» Stored data
━━━━━━━━━━━━━━━━━━━━━━━━━━━━━━

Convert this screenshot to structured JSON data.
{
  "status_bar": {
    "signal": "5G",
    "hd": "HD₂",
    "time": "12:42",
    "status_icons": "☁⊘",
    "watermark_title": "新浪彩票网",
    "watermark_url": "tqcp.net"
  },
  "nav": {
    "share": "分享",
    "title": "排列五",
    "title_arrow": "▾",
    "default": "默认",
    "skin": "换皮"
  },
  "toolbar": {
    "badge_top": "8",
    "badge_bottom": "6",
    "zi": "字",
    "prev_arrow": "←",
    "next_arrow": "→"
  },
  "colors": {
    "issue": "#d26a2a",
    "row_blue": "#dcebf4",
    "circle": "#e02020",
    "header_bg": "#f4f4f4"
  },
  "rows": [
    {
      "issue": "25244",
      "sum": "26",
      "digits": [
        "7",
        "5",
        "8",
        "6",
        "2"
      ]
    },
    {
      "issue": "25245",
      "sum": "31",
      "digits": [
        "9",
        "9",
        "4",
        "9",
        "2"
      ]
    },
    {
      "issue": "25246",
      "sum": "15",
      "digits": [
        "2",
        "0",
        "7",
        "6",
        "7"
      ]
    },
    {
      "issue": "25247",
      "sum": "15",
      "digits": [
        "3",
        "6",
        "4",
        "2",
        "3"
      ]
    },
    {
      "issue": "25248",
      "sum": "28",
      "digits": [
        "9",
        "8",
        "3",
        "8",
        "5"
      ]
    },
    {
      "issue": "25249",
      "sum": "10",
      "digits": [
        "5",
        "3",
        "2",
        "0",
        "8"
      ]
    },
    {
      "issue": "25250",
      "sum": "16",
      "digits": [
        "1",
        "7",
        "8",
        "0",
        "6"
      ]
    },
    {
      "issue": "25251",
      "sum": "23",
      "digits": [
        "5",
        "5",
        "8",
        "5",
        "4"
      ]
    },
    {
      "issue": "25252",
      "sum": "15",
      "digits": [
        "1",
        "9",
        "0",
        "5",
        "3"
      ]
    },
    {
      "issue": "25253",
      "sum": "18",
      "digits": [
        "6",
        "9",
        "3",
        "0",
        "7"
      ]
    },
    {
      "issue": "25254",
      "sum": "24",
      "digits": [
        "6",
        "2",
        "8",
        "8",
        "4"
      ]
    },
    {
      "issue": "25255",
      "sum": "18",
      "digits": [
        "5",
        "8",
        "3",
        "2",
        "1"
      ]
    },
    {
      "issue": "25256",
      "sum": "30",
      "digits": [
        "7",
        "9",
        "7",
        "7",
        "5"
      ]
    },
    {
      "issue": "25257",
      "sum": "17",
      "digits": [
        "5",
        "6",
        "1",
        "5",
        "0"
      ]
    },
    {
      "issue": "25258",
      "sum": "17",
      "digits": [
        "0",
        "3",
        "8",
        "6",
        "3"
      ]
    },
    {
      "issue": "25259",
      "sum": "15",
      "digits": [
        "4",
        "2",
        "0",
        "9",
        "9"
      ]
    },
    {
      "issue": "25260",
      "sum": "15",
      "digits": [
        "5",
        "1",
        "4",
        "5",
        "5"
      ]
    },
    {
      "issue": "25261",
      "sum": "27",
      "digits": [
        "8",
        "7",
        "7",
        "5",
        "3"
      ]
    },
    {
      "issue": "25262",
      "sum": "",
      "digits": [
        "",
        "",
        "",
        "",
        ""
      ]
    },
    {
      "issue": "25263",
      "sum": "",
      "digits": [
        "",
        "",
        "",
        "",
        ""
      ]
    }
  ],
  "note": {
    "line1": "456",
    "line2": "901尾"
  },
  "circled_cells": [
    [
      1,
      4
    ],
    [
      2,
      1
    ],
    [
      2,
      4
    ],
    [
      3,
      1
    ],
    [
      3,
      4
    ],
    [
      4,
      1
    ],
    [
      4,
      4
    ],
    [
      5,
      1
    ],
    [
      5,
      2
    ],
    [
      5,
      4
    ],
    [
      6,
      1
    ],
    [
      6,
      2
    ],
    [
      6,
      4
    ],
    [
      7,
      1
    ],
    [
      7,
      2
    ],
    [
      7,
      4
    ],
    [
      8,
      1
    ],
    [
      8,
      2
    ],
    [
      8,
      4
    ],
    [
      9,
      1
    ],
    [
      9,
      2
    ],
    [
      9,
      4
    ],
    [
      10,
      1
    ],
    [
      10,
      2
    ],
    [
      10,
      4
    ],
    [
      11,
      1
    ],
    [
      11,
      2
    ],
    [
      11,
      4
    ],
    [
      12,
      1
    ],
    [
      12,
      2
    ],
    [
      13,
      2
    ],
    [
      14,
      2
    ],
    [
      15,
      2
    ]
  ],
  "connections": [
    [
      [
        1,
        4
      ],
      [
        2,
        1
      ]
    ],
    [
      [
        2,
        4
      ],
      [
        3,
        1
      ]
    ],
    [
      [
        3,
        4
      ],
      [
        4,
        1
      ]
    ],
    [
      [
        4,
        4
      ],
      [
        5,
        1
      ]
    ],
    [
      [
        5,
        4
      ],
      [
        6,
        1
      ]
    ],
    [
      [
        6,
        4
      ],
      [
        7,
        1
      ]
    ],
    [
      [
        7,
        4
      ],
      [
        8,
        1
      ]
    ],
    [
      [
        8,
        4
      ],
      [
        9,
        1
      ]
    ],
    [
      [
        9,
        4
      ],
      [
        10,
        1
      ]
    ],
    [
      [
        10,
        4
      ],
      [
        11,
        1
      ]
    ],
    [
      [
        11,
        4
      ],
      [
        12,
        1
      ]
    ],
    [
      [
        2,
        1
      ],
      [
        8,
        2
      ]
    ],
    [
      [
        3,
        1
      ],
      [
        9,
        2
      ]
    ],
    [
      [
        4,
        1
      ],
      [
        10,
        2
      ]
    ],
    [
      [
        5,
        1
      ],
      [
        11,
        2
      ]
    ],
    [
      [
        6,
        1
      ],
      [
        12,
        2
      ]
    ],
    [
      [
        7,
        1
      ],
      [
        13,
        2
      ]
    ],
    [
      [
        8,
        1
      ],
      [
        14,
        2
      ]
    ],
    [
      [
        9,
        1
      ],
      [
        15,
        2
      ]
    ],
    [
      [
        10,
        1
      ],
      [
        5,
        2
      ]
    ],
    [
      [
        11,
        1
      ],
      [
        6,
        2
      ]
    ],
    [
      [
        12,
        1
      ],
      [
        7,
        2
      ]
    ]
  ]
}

━━━━━━━━━━━━━━━━━━━━━━━━━━━━━━

» Aim
Without changing a word, restate the whole listing.

» Reply
Convert this screenshot to structured JSON data.
{
  "status_bar": {
    "signal": "5G",
    "hd": "HD₂",
    "time": "12:42",
    "status_icons": "☁⊘",
    "watermark_title": "新浪彩票网",
    "watermark_url": "tqcp.net"
  },
  "nav": {
    "share": "分享",
    "title": "排列五",
    "title_arrow": "▾",
    "default": "默认",
    "skin": "换皮"
  },
  "toolbar": {
    "badge_top": "8",
    "badge_bottom": "6",
    "zi": "字",
    "prev_arrow": "←",
    "next_arrow": "→"
  },
  "colors": {
    "issue": "#d26a2a",
    "row_blue": "#dcebf4",
    "circle": "#e02020",
    "header_bg": "#f4f4f4"
  },
  "rows": [
    {
      "issue": "25244",
      "sum": "26",
      "digits": [
        "7",
        "5",
        "8",
        "6",
        "2"
      ]
    },
    {
      "issue": "25245",
      "sum": "31",
      "digits": [
        "9",
        "9",
        "4",
        "9",
        "2"
      ]
    },
    {
      "issue": "25246",
      "sum": "15",
      "digits": [
        "2",
        "0",
        "7",
        "6",
        "7"
      ]
    },
    {
      "issue": "25247",
      "sum": "15",
      "digits": [
        "3",
        "6",
        "4",
        "2",
        "3"
      ]
    },
    {
      "issue": "25248",
      "sum": "28",
      "digits": [
        "9",
        "8",
        "3",
        "8",
        "5"
      ]
    },
    {
      "issue": "25249",
      "sum": "10",
      "digits": [
        "5",
        "3",
        "2",
        "0",
        "8"
      ]
    },
    {
      "issue": "25250",
      "sum": "16",
      "digits": [
        "1",
        "7",
        "8",
        "0",
        "6"
      ]
    },
    {
      "issue": "25251",
      "sum": "23",
      "digits": [
        "5",
        "5",
        "8",
        "5",
        "4"
      ]
    },
    {
      "issue": "25252",
      "sum": "15",
      "digits": [
        "1",
        "9",
        "0",
        "5",
        "3"
      ]
    },
    {
      "issue": "25253",
      "sum": "18",
      "digits": [
        "6",
        "9",
        "3",
        "0",
        "7"
      ]
    },
    {
      "issue": "25254",
      "sum": "24",
      "digits": [
        "6",
        "2",
        "8",
        "8",
        "4"
      ]
    },
    {
      "issue": "25255",
      "sum": "18",
      "digits": [
        "5",
        "8",
        "3",
        "2",
        "1"
      ]
    },
    {
      "issue": "25256",
      "sum": "30",
      "digits": [
        "7",
        "9",
        "7",
        "7",
        "5"
      ]
    },
    {
      "issue": "25257",
      "sum": "17",
      "digits": [
        "5",
        "6",
        "1",
        "5",
        "0"
      ]
    },
    {
      "issue": "25258",
      "sum": "17",
      "digits": [
        "0",
        "3",
        "8",
        "6",
        "3"
      ]
    },
    {
      "issue": "25259",
      "sum": "15",
      "digits": [
        "4",
        "2",
        "0",
        "9",
        "9"
      ]
    },
    {
      "issue": "25260",
      "sum": "15",
      "digits": [
        "5",
        "1",
        "4",
        "5",
        "5"
      ]
    },
    {
      "issue": "25261",
      "sum": "27",
      "digits": [
        "8",
        "7",
        "7",
        "5",
        "3"
      ]
    },
    {
      "issue": "25262",
      "sum": "",
      "digits": [
        "",
        "",
        "",
        "",
        ""
      ]
    },
    {
      "issue": "25263",
      "sum": "",
      "digits": [
        "",
        "",
        "",
        "",
        ""
      ]
    }
  ],
  "note": {
    "line1": "456",
    "line2": "901尾"
  },
  "circled_cells": [
    [
      1,
      4
    ],
    [
      2,
      1
    ],
    [
      2,
      4
    ],
    [
      3,
      1
    ],
    [
      3,
      4
    ],
    [
      4,
      1
    ],
    [
      4,
      4
    ],
    [
      5,
      1
    ],
    [
      5,
      2
    ],
    [
      5,
      4
    ],
    [
      6,
      1
    ],
    [
      6,
      2
    ],
    [
      6,
      4
    ],
    [
      7,
      1
    ],
    [
      7,
      2
    ],
    [
      7,
      4
    ],
    [
      8,
      1
    ],
    [
      8,
      2
    ],
    [
      8,
      4
    ],
    [
      9,
      1
    ],
    [
      9,
      2
    ],
    [
      9,
      4
    ],
    [
      10,
      1
    ],
    [
      10,
      2
    ],
    [
      10,
      4
    ],
    [
      11,
      1
    ],
    [
      11,
      2
    ],
    [
      11,
      4
    ],
    [
      12,
      1
    ],
    [
      12,
      2
    ],
    [
      13,
      2
    ],
    [
      14,
      2
    ],
    [
      15,
      2
    ]
  ],
  "connections": [
    [
      [
        1,
        4
      ],
      [
        2,
        1
      ]
    ],
    [
      [
        2,
        4
      ],
      [
        3,
        1
      ]
    ],
    [
      [
        3,
        4
      ],
      [
        4,
        1
      ]
    ],
    [
      [
        4,
        4
      ],
      [
        5,
        1
      ]
    ],
    [
      [
        5,
        4
      ],
      [
        6,
        1
      ]
    ],
    [
      [
        6,
        4
      ],
      [
        7,
        1
      ]
    ],
    [
      [
        7,
        4
      ],
      [
        8,
        1
      ]
    ],
    [
      [
        8,
        4
      ],
      [
        9,
        1
      ]
    ],
    [
      [
        9,
        4
      ],
      [
        10,
        1
      ]
    ],
    [
      [
        10,
        4
      ],
      [
        11,
        1
      ]
    ],
    [
      [
        11,
        4
      ],
      [
        12,
        1
      ]
    ],
    [
      [
        2,
        1
      ],
      [
        8,
        2
      ]
    ],
    [
      [
        3,
        1
      ],
      [
        9,
        2
      ]
    ],
    [
      [
        4,
        1
      ],
      [
        10,
        2
      ]
    ],
    [
      [
        5,
        1
      ],
      [
        11,
        2
      ]
    ],
    [
      [
        6,
        1
      ],
      [
        12,
        2
      ]
    ],
    [
      [
        7,
        1
      ],
      [
        13,
        2
      ]
    ],
    [
      [
        8,
        1
      ],
      [
        14,
        2
      ]
    ],
    [
      [
        9,
        1
      ],
      [
        15,
        2
      ]
    ],
    [
      [
        10,
        1
      ],
      [
        5,
        2
      ]
    ],
    [
      [
        11,
        1
      ],
      [
        6,
        2
      ]
    ],
    [
      [
        12,
        1
      ],
      [
        7,
        2
      ]
    ]
  ]
}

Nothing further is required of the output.